What is being asked: Extract the line that contains "What does this" and every line after it through the end of the records below, exactly as written, leaving out any pictures.

Material:
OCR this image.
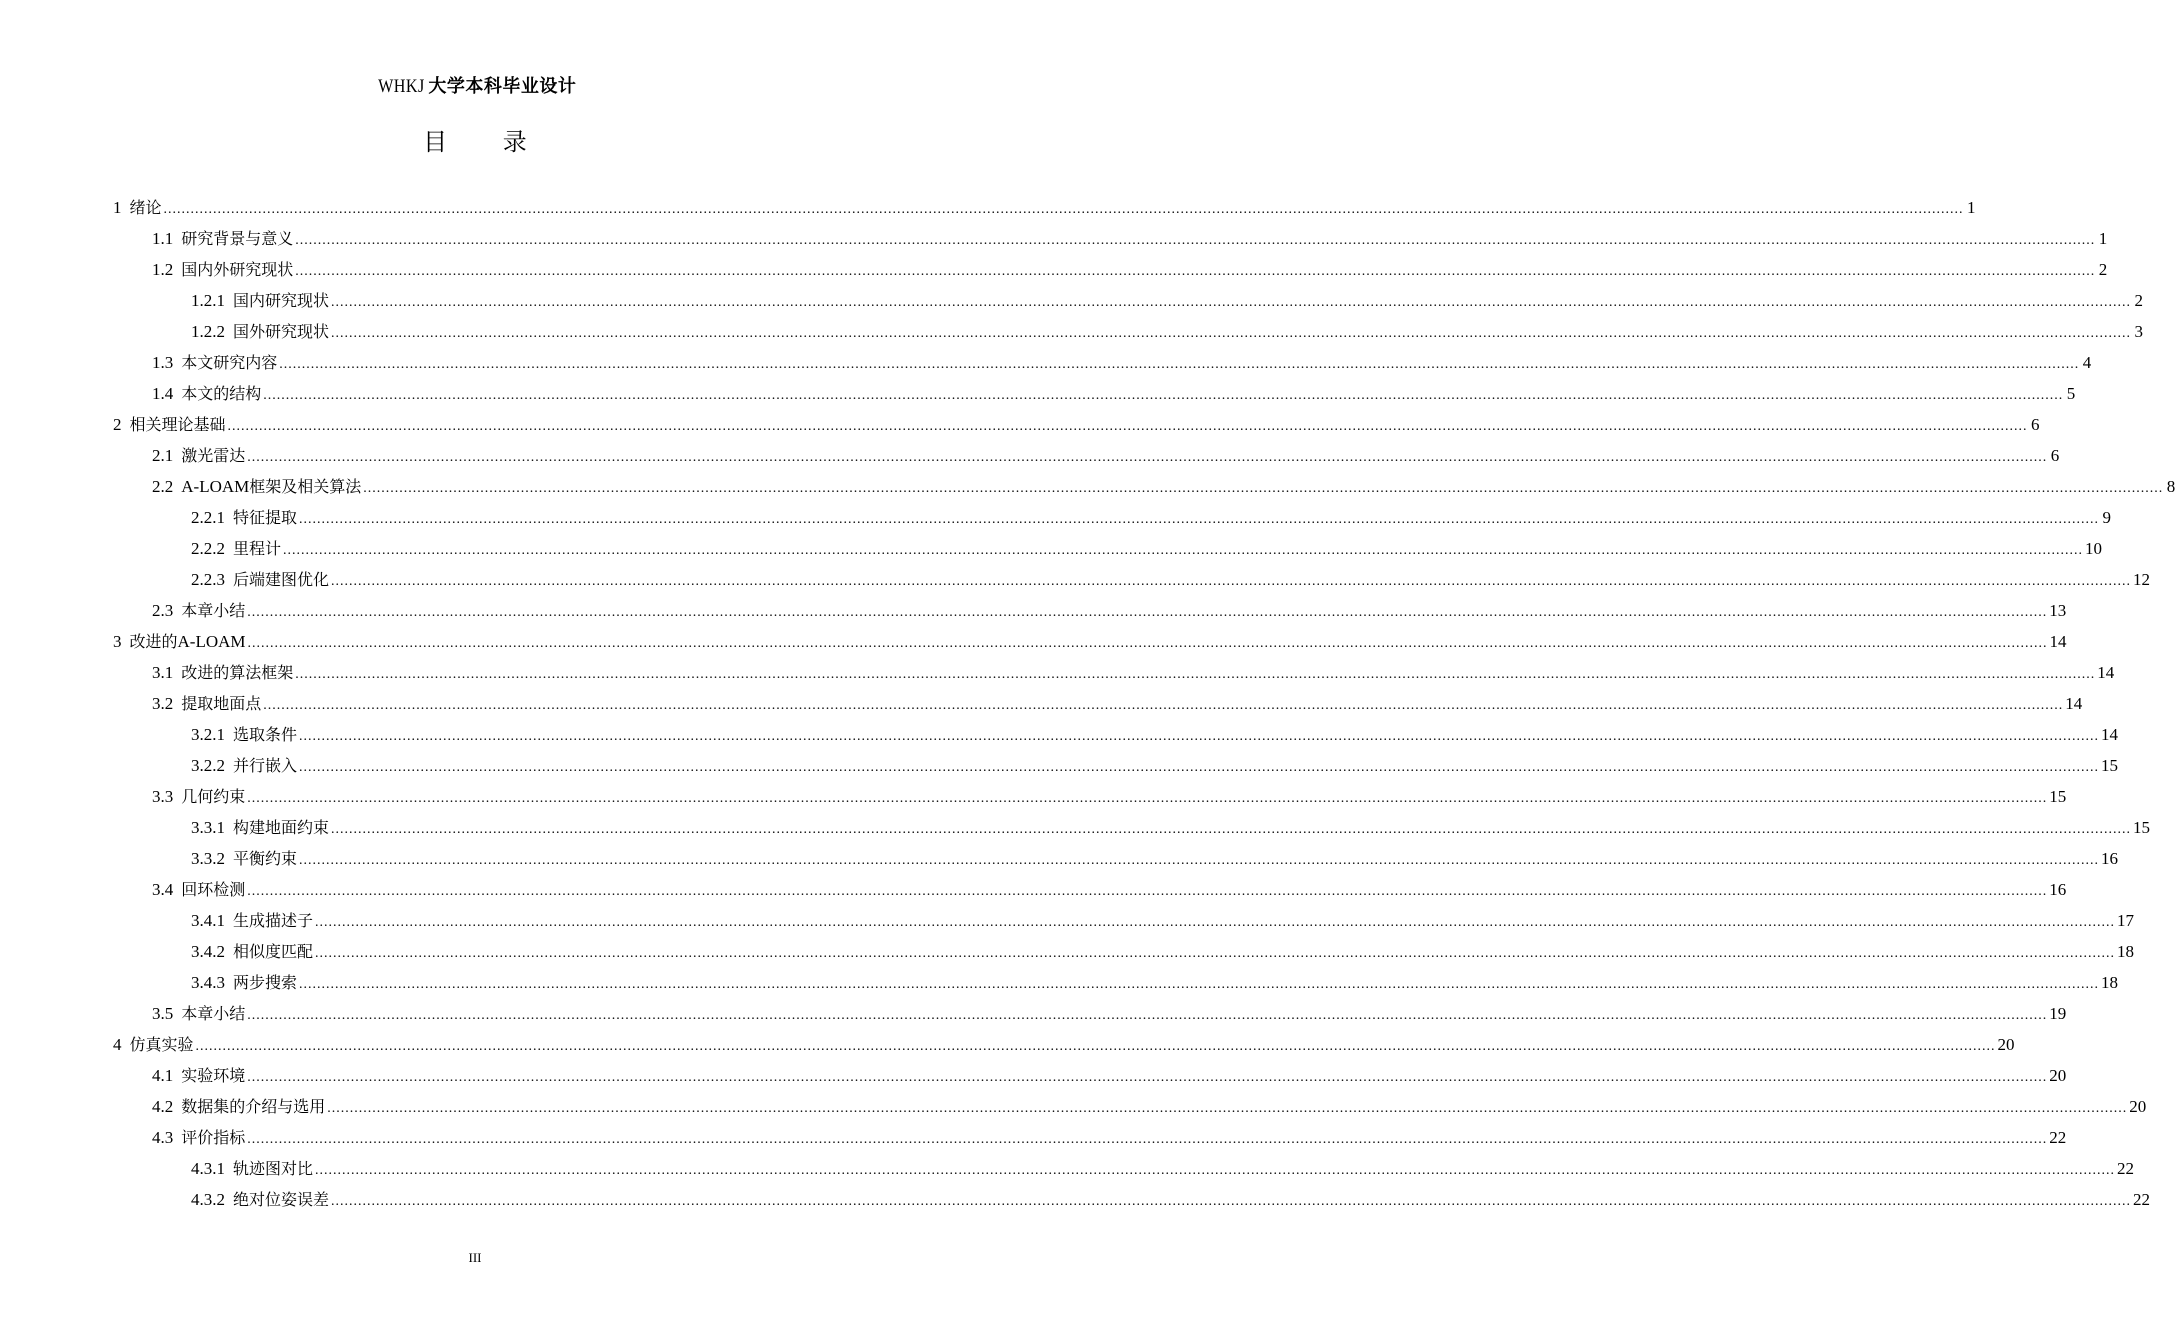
WHKJ 大学本科毕业设计
目 录
1 绪论 ................................................................................................................................................................................................................................................................................................................................................................................................................ 1
1.1 研究背景与意义 ................................................................................................................................................................................................................................................................................................................................................................................................................ 1
1.2 国内外研究现状 ................................................................................................................................................................................................................................................................................................................................................................................................................ 2
1.2.1 国内研究现状 ................................................................................................................................................................................................................................................................................................................................................................................................................ 2
1.2.2 国外研究现状 ................................................................................................................................................................................................................................................................................................................................................................................................................ 3
1.3 本文研究内容 ................................................................................................................................................................................................................................................................................................................................................................................................................ 4
1.4 本文的结构 ................................................................................................................................................................................................................................................................................................................................................................................................................ 5
2 相关理论基础 ................................................................................................................................................................................................................................................................................................................................................................................................................ 6
2.1 激光雷达 ................................................................................................................................................................................................................................................................................................................................................................................................................ 6
2.2 A-LOAM框架及相关算法 ................................................................................................................................................................................................................................................................................................................................................................................................................ 8
2.2.1 特征提取 ................................................................................................................................................................................................................................................................................................................................................................................................................ 9
2.2.2 里程计 ................................................................................................................................................................................................................................................................................................................................................................................................................ 10
2.2.3 后端建图优化 ................................................................................................................................................................................................................................................................................................................................................................................................................ 12
2.3 本章小结 ................................................................................................................................................................................................................................................................................................................................................................................................................ 13
3 改进的A-LOAM ................................................................................................................................................................................................................................................................................................................................................................................................................ 14
3.1 改进的算法框架 ................................................................................................................................................................................................................................................................................................................................................................................................................ 14
3.2 提取地面点 ................................................................................................................................................................................................................................................................................................................................................................................................................ 14
3.2.1 选取条件 ................................................................................................................................................................................................................................................................................................................................................................................................................ 14
3.2.2 并行嵌入 ................................................................................................................................................................................................................................................................................................................................................................................................................ 15
3.3 几何约束 ................................................................................................................................................................................................................................................................................................................................................................................................................ 15
3.3.1 构建地面约束 ................................................................................................................................................................................................................................................................................................................................................................................................................ 15
3.3.2 平衡约束 ................................................................................................................................................................................................................................................................................................................................................................................................................ 16
3.4 回环检测 ................................................................................................................................................................................................................................................................................................................................................................................................................ 16
3.4.1 生成描述子 ................................................................................................................................................................................................................................................................................................................................................................................................................ 17
3.4.2 相似度匹配 ................................................................................................................................................................................................................................................................................................................................................................................................................ 18
3.4.3 两步搜索 ................................................................................................................................................................................................................................................................................................................................................................................................................ 18
3.5 本章小结 ................................................................................................................................................................................................................................................................................................................................................................................................................ 19
4 仿真实验 ................................................................................................................................................................................................................................................................................................................................................................................................................ 20
4.1 实验环境 ................................................................................................................................................................................................................................................................................................................................................................................................................ 20
4.2 数据集的介绍与选用 ................................................................................................................................................................................................................................................................................................................................................................................................................ 20
4.3 评价指标 ................................................................................................................................................................................................................................................................................................................................................................................................................ 22
4.3.1 轨迹图对比 ................................................................................................................................................................................................................................................................................................................................................................................................................ 22
4.3.2 绝对位姿误差 ................................................................................................................................................................................................................................................................................................................................................................................................................ 22
III
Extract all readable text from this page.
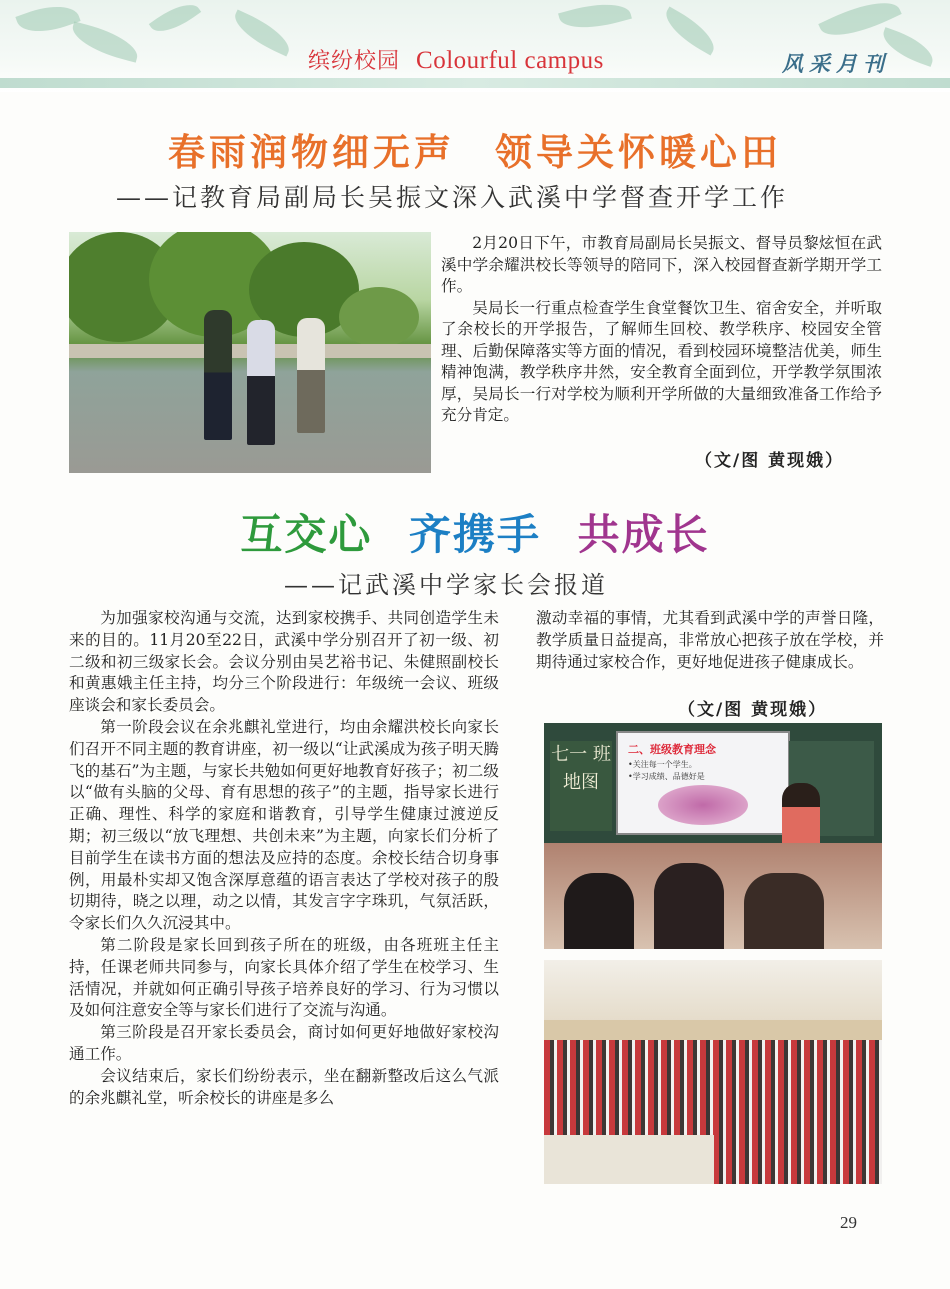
缤纷校园 Colourful campus	风采月刊
春雨润物细无声 领导关怀暖心田
——记教育局副局长吴振文深入武溪中学督查开学工作

2月20日下午，市教育局副局长吴振文、督导员黎炫恒在武溪中学余耀洪校长等领导的陪同下，深入校园督查新学期开学工作。

吴局长一行重点检查学生食堂餐饮卫生、宿舍安全，并听取了余校长的开学报告，了解师生回校、教学秩序、校园安全管理、后勤保障落实等方面的情况，看到校园环境整洁优美，师生精神饱满，教学秩序井然，安全教育全面到位，开学教学氛围浓厚，吴局长一行对学校为顺利开学所做的大量细致准备工作给予充分肯定。

（文/图 黄现娥）
互交心 齐携手 共成长
——记武溪中学家长会报道

为加强家校沟通与交流，达到家校携手、共同创造学生未来的目的。11月20至22日，武溪中学分别召开了初一级、初二级和初三级家长会。会议分别由吴艺裕书记、朱健照副校长和黄惠娥主任主持，均分三个阶段进行：年级统一会议、班级座谈会和家长委员会。

第一阶段会议在余兆麒礼堂进行，均由余耀洪校长向家长们召开不同主题的教育讲座，初一级以“让武溪成为孩子明天腾飞的基石”为主题，与家长共勉如何更好地教育好孩子；初二级以“做有头脑的父母、育有思想的孩子”的主题，指导家长进行正确、理性、科学的家庭和谐教育，引导学生健康过渡逆反期；初三级以“放飞理想、共创未来”为主题，向家长们分析了目前学生在读书方面的想法及应持的态度。余校长结合切身事例，用最朴实却又饱含深厚意蕴的语言表达了学校对孩子的殷切期待，晓之以理，动之以情，其发言字字珠玑，气氛活跃，令家长们久久沉浸其中。

第二阶段是家长回到孩子所在的班级，由各班班主任主持，任课老师共同参与，向家长具体介绍了学生在校学习、生活情况，并就如何正确引导孩子培养良好的学习、行为习惯以及如何注意安全等与家长们进行了交流与沟通。

第三阶段是召开家长委员会，商讨如何更好地做好家校沟通工作。

会议结束后，家长们纷纷表示，坐在翻新整改后这么气派的余兆麒礼堂，听余校长的讲座是多么

激动幸福的事情，尤其看到武溪中学的声誉日隆，教学质量日益提高，非常放心把孩子放在学校，并期待通过家校合作，更好地促进孩子健康成长。

（文/图 黄现娥）
七一 班地图
二、班级教育理念
•关注每一个学生。
•学习成绩、品德好是
29
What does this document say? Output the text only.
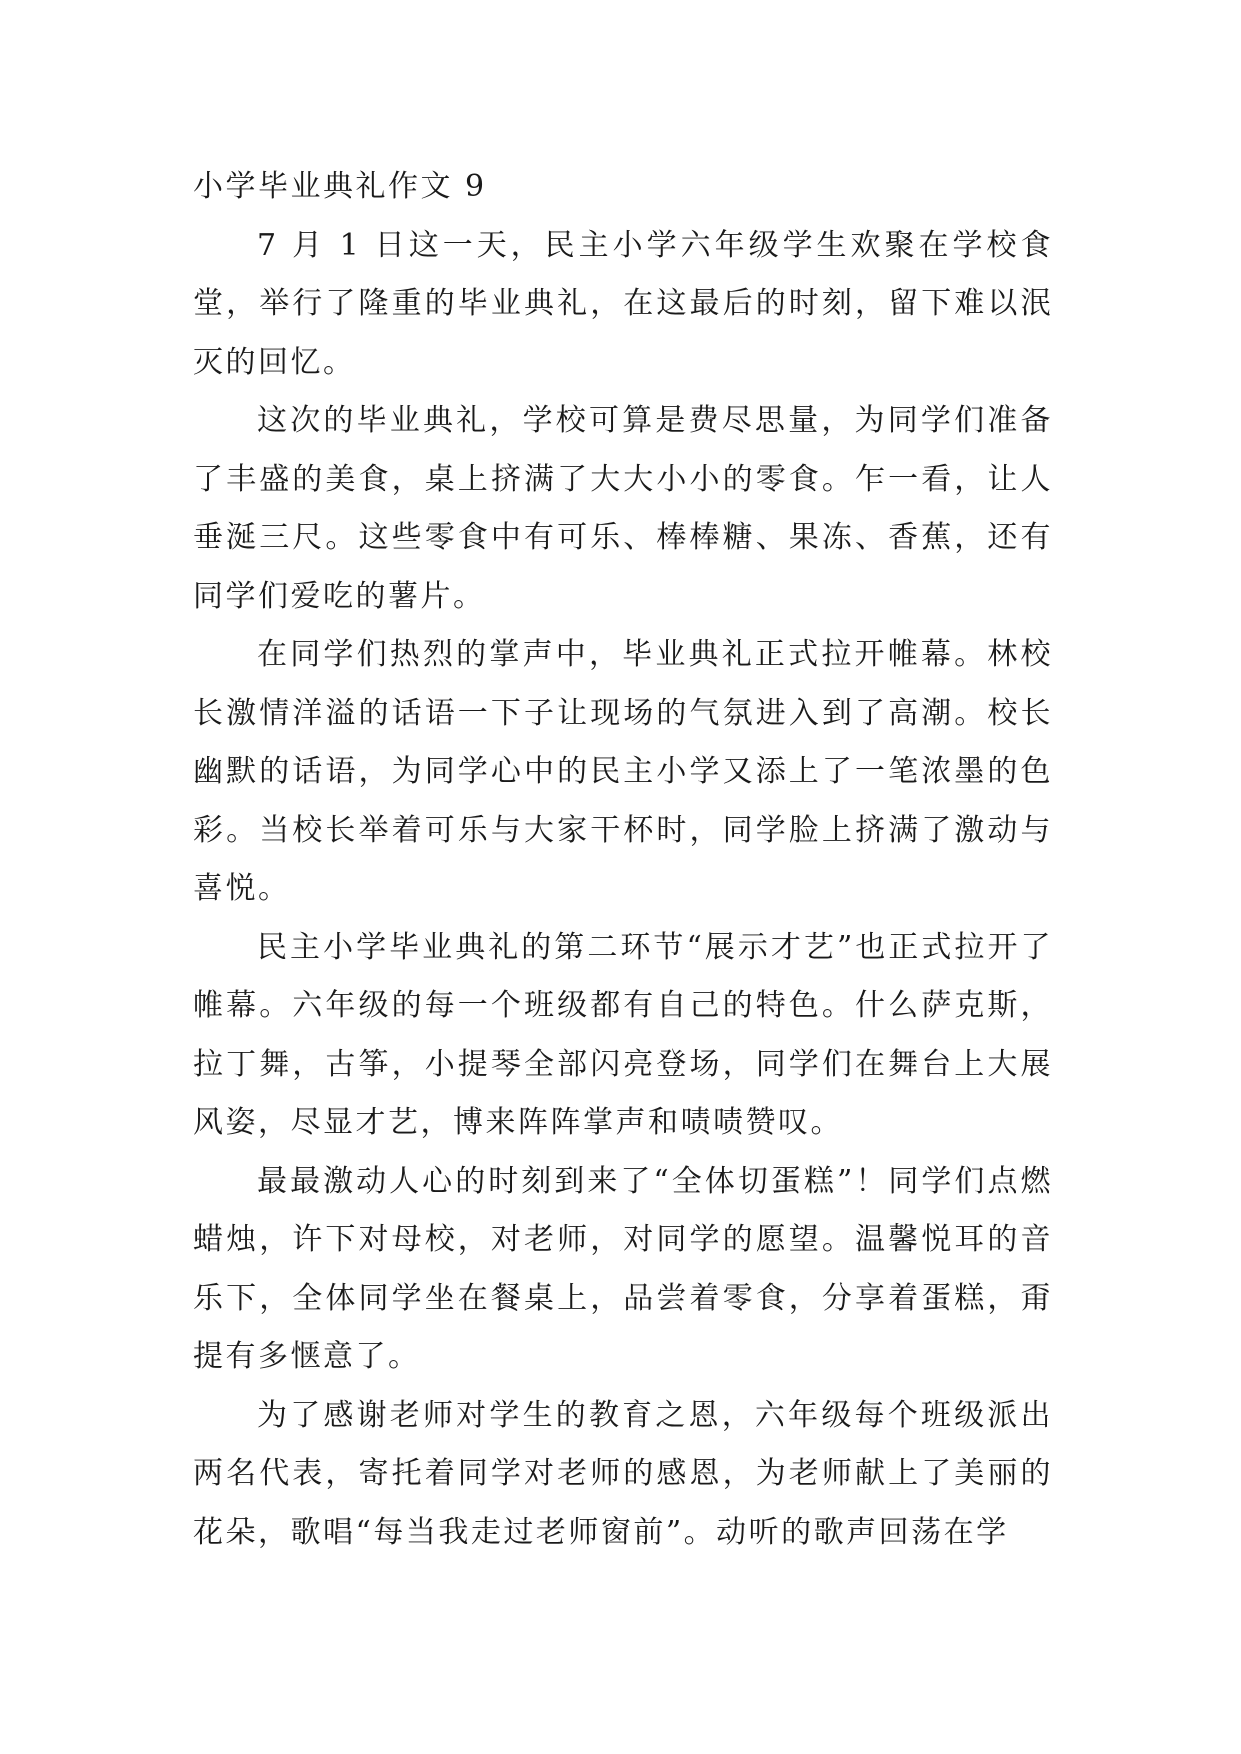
小学毕业典礼作文 9

7 月 1 日这一天，民主小学六年级学生欢聚在学校食堂，举行了隆重的毕业典礼，在这最后的时刻，留下难以泯灭的回忆。

这次的毕业典礼，学校可算是费尽思量，为同学们准备了丰盛的美食，桌上挤满了大大小小的零食。乍一看，让人垂涎三尺。这些零食中有可乐、棒棒糖、果冻、香蕉，还有同学们爱吃的薯片。

在同学们热烈的掌声中，毕业典礼正式拉开帷幕。林校长激情洋溢的话语一下子让现场的气氛进入到了高潮。校长幽默的话语，为同学心中的民主小学又添上了一笔浓墨的色彩。当校长举着可乐与大家干杯时，同学脸上挤满了激动与喜悦。

民主小学毕业典礼的第二环节“展示才艺”也正式拉开了帷幕。六年级的每一个班级都有自己的特色。什么萨克斯，拉丁舞，古筝，小提琴全部闪亮登场，同学们在舞台上大展风姿，尽显才艺，博来阵阵掌声和啧啧赞叹。

最最激动人心的时刻到来了“全体切蛋糕”！同学们点燃蜡烛，许下对母校，对老师，对同学的愿望。温馨悦耳的音乐下，全体同学坐在餐桌上，品尝着零食，分享着蛋糕，甭提有多惬意了。

为了感谢老师对学生的教育之恩，六年级每个班级派出两名代表，寄托着同学对老师的感恩，为老师献上了美丽的花朵，歌唱“每当我走过老师窗前”。动听的歌声回荡在学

Exercise solution:
What does this document say? Output the text only.
小学毕业典礼作文 9

7 月 1 日这一天，民主小学六年级学生欢聚在学校食堂，举行了隆重的毕业典礼，在这最后的时刻，留下难以泯灭的回忆。

这次的毕业典礼，学校可算是费尽思量，为同学们准备了丰盛的美食，桌上挤满了大大小小的零食。乍一看，让人垂涎三尺。这些零食中有可乐、棒棒糖、果冻、香蕉，还有同学们爱吃的薯片。

在同学们热烈的掌声中，毕业典礼正式拉开帷幕。林校长激情洋溢的话语一下子让现场的气氛进入到了高潮。校长幽默的话语，为同学心中的民主小学又添上了一笔浓墨的色彩。当校长举着可乐与大家干杯时，同学脸上挤满了激动与喜悦。

民主小学毕业典礼的第二环节“展示才艺”也正式拉开了帷幕。六年级的每一个班级都有自己的特色。什么萨克斯，拉丁舞，古筝，小提琴全部闪亮登场，同学们在舞台上大展风姿，尽显才艺，博来阵阵掌声和啧啧赞叹。

最最激动人心的时刻到来了“全体切蛋糕”！同学们点燃蜡烛，许下对母校，对老师，对同学的愿望。温馨悦耳的音乐下，全体同学坐在餐桌上，品尝着零食，分享着蛋糕，甭提有多惬意了。

为了感谢老师对学生的教育之恩，六年级每个班级派出两名代表，寄托着同学对老师的感恩，为老师献上了美丽的花朵，歌唱“每当我走过老师窗前”。动听的歌声回荡在学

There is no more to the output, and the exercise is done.